__WORK TO DO__
Below are the entries; state how many of their lines contain the string "Power", and nothing more.
+-------+
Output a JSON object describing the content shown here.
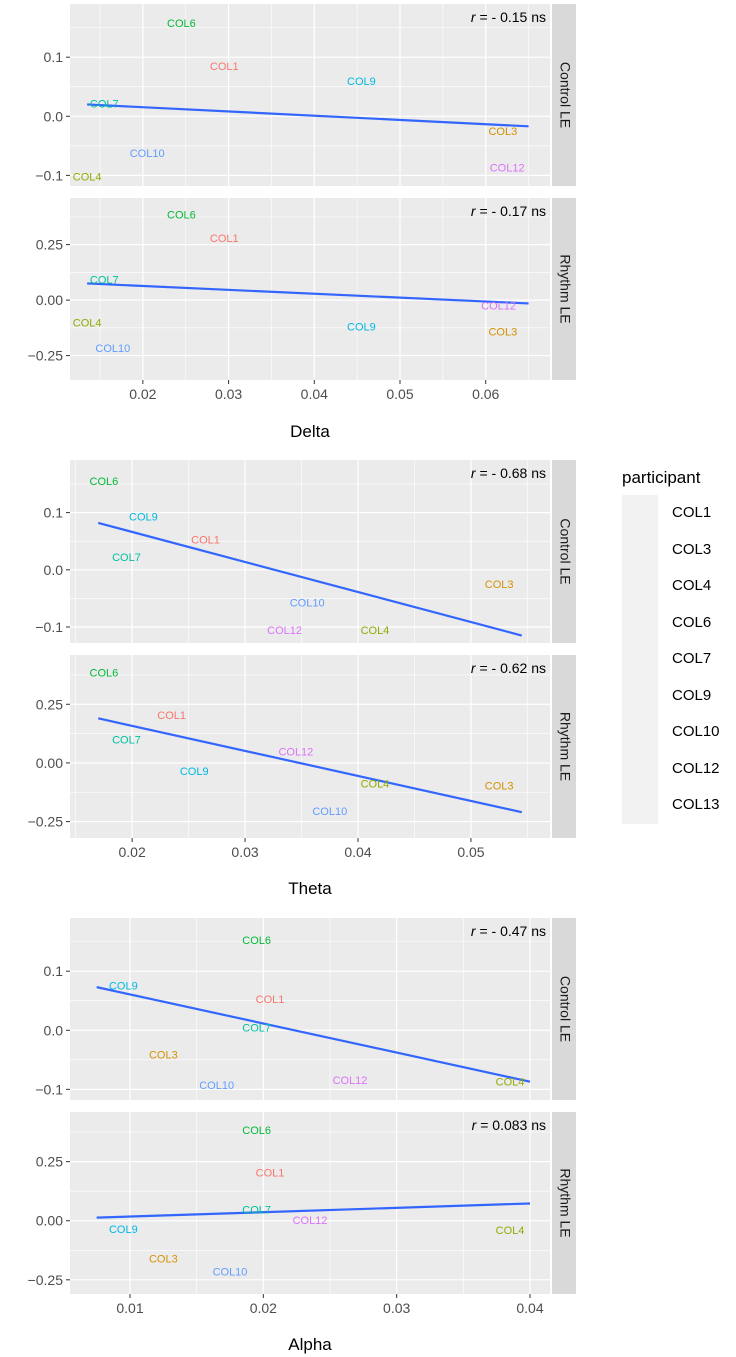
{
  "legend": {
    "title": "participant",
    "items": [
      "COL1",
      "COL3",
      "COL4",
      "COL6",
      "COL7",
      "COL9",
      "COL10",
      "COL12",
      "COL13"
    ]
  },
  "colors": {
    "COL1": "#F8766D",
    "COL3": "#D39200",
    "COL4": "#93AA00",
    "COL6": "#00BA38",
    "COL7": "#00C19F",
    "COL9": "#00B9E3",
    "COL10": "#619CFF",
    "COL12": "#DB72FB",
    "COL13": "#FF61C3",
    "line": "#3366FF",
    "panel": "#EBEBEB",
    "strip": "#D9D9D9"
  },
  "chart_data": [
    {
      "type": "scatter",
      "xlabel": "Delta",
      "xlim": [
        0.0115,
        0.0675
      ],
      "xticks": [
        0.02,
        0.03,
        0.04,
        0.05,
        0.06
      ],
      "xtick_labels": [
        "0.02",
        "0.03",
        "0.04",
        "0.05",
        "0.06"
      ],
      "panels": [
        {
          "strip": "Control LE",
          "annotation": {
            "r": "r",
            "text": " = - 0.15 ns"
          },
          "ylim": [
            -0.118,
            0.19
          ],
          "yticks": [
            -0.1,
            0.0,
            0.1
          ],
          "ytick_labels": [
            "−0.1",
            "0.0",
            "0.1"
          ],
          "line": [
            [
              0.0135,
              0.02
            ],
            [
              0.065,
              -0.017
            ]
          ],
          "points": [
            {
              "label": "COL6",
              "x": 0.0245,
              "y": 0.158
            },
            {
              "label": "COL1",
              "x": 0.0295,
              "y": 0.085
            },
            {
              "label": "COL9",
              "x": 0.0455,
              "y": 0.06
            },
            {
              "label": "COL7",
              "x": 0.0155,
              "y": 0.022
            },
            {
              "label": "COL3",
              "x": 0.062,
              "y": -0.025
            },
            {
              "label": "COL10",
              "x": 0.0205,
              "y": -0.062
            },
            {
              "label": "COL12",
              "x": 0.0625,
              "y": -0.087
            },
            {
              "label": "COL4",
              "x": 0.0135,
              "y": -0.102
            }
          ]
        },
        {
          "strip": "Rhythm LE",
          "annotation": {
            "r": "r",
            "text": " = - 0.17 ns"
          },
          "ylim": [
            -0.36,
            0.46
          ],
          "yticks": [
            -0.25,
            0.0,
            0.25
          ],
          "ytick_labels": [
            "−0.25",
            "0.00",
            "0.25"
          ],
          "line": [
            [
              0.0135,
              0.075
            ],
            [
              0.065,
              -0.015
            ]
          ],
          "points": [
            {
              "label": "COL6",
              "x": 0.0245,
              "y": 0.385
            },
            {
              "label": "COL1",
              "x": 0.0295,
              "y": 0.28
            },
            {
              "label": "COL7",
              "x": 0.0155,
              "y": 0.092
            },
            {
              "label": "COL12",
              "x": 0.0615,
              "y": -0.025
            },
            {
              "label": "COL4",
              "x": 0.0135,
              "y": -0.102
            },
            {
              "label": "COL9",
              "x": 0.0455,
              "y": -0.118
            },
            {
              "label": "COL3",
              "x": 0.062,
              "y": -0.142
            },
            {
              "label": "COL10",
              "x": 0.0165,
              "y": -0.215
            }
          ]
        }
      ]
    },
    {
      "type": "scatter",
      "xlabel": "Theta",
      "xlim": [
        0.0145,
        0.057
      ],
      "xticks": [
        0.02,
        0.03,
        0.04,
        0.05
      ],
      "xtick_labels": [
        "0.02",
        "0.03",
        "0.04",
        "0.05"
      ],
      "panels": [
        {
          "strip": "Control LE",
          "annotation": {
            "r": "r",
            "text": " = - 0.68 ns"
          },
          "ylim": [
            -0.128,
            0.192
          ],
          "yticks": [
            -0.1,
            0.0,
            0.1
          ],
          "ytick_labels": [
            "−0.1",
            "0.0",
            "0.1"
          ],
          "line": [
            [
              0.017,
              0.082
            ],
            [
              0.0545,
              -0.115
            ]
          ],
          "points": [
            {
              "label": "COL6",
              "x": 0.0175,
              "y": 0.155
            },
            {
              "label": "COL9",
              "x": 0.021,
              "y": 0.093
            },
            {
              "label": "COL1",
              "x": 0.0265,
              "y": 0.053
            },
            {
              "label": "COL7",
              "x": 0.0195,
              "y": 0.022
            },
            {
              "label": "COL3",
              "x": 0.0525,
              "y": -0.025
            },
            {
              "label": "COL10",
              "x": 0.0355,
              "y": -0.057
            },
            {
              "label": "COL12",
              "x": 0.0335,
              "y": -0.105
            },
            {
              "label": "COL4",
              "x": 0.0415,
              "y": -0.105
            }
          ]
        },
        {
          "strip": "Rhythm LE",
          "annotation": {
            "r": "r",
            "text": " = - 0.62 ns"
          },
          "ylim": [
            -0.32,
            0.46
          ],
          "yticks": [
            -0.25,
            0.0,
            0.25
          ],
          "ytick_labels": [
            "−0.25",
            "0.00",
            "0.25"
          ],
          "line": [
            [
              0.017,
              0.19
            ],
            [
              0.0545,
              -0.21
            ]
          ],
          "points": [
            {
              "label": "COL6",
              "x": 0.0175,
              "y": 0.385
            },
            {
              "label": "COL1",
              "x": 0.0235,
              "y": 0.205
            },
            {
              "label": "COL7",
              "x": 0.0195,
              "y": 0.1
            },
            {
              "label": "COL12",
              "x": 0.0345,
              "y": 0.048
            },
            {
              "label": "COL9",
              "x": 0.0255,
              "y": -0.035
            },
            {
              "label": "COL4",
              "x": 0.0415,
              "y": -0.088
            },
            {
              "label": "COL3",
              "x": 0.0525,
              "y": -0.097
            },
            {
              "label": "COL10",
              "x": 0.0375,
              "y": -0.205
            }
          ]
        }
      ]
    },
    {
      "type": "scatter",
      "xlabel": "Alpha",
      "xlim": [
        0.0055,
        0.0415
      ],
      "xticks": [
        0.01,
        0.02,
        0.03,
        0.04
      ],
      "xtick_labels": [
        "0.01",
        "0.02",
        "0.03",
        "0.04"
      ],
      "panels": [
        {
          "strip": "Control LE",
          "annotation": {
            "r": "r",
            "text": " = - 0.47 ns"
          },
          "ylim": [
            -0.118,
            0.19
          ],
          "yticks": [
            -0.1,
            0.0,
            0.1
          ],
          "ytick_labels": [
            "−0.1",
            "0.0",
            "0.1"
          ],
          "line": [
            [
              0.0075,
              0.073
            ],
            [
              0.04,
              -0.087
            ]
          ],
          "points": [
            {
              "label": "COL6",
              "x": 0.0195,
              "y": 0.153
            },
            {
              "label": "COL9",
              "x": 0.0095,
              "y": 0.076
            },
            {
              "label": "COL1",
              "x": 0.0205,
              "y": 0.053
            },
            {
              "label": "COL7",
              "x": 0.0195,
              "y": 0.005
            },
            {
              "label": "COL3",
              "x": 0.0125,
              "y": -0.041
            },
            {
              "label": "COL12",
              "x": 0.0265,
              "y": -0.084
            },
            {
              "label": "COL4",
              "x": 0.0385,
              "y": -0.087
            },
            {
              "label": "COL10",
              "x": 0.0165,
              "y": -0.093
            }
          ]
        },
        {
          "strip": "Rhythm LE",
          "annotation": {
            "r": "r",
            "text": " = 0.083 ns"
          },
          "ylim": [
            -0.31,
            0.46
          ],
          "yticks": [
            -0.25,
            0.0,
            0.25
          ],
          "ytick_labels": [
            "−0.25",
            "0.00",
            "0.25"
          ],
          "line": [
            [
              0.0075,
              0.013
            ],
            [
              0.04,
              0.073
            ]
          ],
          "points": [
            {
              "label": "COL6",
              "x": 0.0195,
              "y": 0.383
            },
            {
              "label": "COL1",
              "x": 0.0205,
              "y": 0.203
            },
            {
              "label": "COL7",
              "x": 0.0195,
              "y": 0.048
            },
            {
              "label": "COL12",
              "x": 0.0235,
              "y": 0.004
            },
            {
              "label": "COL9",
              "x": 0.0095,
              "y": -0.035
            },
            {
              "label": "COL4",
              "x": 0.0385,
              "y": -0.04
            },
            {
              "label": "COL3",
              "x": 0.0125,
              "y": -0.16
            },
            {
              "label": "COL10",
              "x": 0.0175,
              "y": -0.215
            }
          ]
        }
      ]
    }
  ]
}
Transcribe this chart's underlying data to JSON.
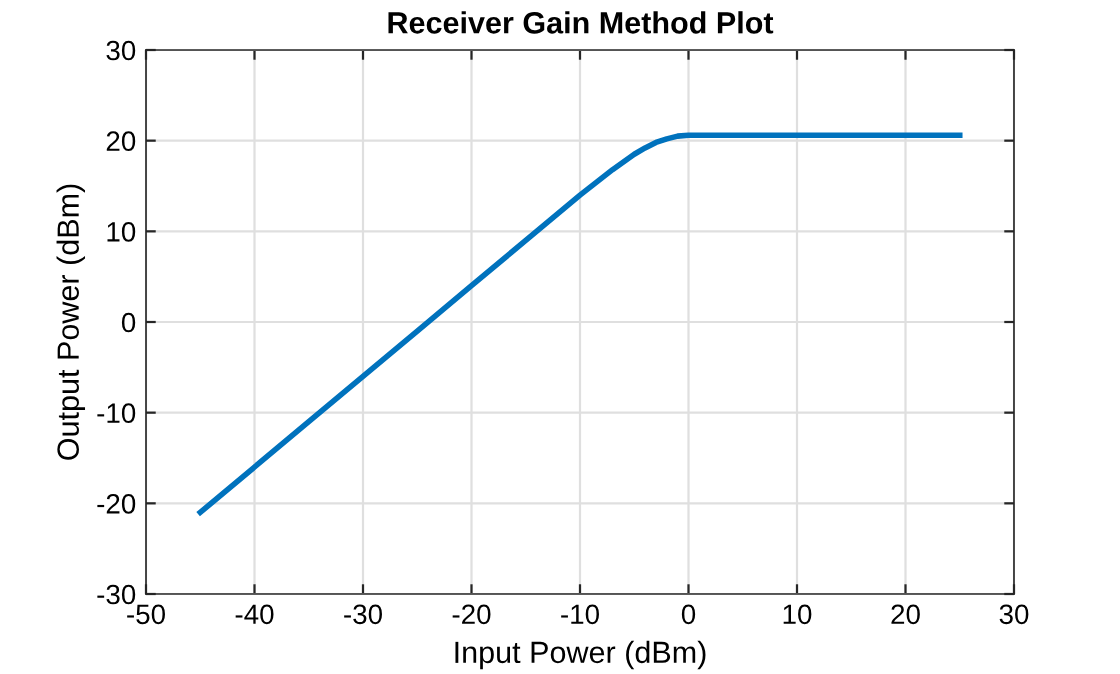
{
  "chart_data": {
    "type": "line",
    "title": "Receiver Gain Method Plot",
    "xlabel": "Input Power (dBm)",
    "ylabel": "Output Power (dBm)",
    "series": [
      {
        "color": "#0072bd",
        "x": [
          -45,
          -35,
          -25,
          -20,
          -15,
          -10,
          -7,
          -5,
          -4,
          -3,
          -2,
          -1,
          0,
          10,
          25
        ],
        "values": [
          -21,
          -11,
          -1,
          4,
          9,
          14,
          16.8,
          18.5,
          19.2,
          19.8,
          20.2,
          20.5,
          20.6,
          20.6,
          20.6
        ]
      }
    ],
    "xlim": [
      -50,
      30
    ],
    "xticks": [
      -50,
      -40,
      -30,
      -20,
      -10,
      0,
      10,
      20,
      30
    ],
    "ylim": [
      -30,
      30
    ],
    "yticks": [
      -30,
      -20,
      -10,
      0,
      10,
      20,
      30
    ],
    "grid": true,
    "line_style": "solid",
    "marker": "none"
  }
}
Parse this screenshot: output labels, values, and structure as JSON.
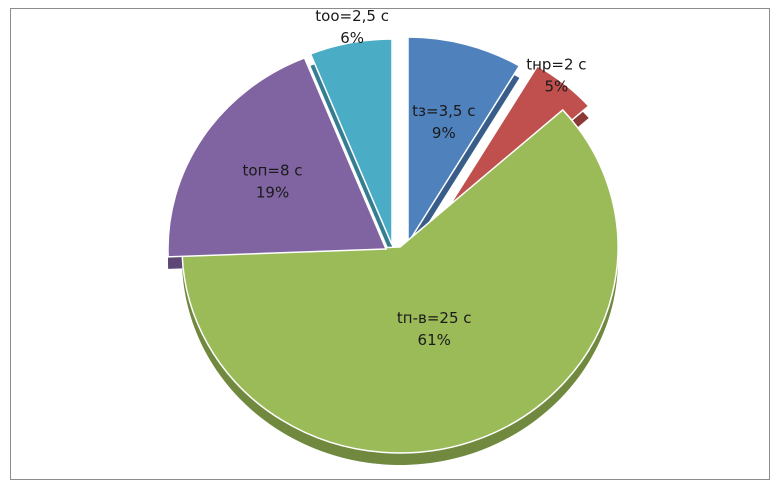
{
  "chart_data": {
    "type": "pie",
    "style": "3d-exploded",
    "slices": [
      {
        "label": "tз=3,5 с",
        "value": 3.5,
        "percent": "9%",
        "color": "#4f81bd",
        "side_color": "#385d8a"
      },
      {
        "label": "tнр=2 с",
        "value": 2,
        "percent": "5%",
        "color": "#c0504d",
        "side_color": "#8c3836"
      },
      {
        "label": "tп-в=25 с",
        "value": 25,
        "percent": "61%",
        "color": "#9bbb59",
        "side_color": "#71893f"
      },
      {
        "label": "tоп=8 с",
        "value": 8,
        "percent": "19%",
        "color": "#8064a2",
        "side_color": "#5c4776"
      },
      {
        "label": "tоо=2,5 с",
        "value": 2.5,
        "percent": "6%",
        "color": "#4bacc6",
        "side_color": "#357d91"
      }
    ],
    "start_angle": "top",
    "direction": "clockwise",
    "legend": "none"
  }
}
+-------+
__FULL RESPONSE__
2